◆ The problem
What is the number of lines in these entries that include "granted"? Write that number and no other text.

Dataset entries
......

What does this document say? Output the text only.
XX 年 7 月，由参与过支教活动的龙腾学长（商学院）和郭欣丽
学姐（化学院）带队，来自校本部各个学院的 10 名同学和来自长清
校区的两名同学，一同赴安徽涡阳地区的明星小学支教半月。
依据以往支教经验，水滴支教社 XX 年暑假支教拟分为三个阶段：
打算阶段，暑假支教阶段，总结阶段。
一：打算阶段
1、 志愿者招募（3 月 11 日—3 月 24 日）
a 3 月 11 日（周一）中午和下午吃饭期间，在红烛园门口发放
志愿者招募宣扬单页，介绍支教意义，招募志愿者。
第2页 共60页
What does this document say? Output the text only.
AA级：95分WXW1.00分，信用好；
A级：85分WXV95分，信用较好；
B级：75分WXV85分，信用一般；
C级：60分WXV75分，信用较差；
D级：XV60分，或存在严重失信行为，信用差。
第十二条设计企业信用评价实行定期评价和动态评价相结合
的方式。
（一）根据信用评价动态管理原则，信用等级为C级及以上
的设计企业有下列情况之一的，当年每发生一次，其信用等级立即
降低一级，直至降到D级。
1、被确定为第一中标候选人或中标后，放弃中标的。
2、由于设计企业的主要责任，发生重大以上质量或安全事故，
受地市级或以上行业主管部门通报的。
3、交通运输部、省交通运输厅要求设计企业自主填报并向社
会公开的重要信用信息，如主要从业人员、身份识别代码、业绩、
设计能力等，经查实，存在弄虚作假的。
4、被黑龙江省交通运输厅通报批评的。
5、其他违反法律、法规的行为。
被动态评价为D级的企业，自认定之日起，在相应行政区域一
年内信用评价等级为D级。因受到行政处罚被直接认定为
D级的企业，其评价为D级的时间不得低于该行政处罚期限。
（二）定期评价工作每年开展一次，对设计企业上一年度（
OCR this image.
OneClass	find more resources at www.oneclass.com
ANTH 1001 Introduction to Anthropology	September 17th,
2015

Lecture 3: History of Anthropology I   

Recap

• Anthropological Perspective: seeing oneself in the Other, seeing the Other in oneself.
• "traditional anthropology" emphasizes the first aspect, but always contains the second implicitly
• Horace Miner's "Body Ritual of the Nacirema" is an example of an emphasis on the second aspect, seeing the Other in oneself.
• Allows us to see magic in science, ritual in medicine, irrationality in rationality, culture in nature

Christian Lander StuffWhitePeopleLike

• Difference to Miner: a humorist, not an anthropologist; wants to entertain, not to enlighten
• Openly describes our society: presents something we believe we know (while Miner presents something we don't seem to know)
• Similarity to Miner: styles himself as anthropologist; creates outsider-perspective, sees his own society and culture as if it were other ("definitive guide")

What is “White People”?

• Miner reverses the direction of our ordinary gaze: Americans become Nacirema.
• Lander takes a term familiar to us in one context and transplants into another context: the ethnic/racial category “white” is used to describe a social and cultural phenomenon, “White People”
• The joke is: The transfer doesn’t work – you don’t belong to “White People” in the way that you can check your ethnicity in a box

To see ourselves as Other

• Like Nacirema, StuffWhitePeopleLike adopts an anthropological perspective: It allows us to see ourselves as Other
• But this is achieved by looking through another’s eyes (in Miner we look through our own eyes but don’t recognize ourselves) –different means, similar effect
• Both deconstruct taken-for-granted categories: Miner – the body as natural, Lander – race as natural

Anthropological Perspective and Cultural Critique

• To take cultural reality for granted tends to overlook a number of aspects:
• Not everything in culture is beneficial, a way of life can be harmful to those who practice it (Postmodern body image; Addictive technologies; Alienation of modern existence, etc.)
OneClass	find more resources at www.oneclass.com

......

◆ Task response
2